▶ **EXERCISE PROMPT**
Set down the material once more, exactly as it appears.

═══

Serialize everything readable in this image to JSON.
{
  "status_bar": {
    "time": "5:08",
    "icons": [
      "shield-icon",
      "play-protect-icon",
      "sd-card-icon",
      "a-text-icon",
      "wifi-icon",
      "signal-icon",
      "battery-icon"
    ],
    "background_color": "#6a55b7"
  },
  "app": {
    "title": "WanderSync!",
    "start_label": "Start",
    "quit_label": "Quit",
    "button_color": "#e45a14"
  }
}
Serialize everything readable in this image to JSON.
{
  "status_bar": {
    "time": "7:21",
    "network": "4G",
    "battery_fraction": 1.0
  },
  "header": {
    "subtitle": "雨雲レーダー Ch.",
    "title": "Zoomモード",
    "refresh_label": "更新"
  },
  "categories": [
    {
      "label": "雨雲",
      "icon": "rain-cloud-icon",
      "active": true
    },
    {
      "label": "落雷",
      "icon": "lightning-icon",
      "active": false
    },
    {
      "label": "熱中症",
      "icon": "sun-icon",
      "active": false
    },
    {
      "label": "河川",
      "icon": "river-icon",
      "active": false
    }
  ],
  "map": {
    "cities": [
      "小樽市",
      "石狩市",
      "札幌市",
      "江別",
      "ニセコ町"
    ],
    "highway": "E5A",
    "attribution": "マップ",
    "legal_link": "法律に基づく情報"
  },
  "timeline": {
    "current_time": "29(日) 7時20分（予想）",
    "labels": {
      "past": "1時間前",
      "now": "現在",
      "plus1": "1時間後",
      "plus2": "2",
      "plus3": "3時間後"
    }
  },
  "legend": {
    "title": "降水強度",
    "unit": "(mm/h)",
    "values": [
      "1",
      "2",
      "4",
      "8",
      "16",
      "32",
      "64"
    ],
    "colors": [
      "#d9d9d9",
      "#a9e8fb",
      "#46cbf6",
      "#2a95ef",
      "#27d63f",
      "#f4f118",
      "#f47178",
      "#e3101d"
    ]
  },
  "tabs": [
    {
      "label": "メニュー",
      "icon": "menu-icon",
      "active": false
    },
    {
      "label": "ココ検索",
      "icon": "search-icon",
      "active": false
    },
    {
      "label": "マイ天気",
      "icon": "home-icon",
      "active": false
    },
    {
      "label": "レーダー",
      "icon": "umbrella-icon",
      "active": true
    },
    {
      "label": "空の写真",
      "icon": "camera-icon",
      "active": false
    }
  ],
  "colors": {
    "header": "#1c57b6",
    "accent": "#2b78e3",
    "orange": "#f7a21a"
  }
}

═══

▶ **RESULT OF THIS TASK**
Serialize everything readable in this image to JSON.
{
  "status_bar": {
    "time": "5:08",
    "icons": [
      "shield-icon",
      "play-protect-icon",
      "sd-card-icon",
      "a-text-icon",
      "wifi-icon",
      "signal-icon",
      "battery-icon"
    ],
    "background_color": "#6a55b7"
  },
  "app": {
    "title": "WanderSync!",
    "start_label": "Start",
    "quit_label": "Quit",
    "button_color": "#e45a14"
  }
}
Serialize everything readable in this image to JSON.
{
  "status_bar": {
    "time": "7:21",
    "network": "4G",
    "battery_fraction": 1.0
  },
  "header": {
    "subtitle": "雨雲レーダー Ch.",
    "title": "Zoomモード",
    "refresh_label": "更新"
  },
  "categories": [
    {
      "label": "雨雲",
      "icon": "rain-cloud-icon",
      "active": true
    },
    {
      "label": "落雷",
      "icon": "lightning-icon",
      "active": false
    },
    {
      "label": "熱中症",
      "icon": "sun-icon",
      "active": false
    },
    {
      "label": "河川",
      "icon": "river-icon",
      "active": false
    }
  ],
  "map": {
    "cities": [
      "小樽市",
      "石狩市",
      "札幌市",
      "江別",
      "ニセコ町"
    ],
    "highway": "E5A",
    "attribution": "マップ",
    "legal_link": "法律に基づく情報"
  },
  "timeline": {
    "current_time": "29(日) 7時20分（予想）",
    "labels": {
      "past": "1時間前",
      "now": "現在",
      "plus1": "1時間後",
      "plus2": "2",
      "plus3": "3時間後"
    }
  },
  "legend": {
    "title": "降水強度",
    "unit": "(mm/h)",
    "values": [
      "1",
      "2",
      "4",
      "8",
      "16",
      "32",
      "64"
    ],
    "colors": [
      "#d9d9d9",
      "#a9e8fb",
      "#46cbf6",
      "#2a95ef",
      "#27d63f",
      "#f4f118",
      "#f47178",
      "#e3101d"
    ]
  },
  "tabs": [
    {
      "label": "メニュー",
      "icon": "menu-icon",
      "active": false
    },
    {
      "label": "ココ検索",
      "icon": "search-icon",
      "active": false
    },
    {
      "label": "マイ天気",
      "icon": "home-icon",
      "active": false
    },
    {
      "label": "レーダー",
      "icon": "umbrella-icon",
      "active": true
    },
    {
      "label": "空の写真",
      "icon": "camera-icon",
      "active": false
    }
  ],
  "colors": {
    "header": "#1c57b6",
    "accent": "#2b78e3",
    "orange": "#f7a21a"
  }
}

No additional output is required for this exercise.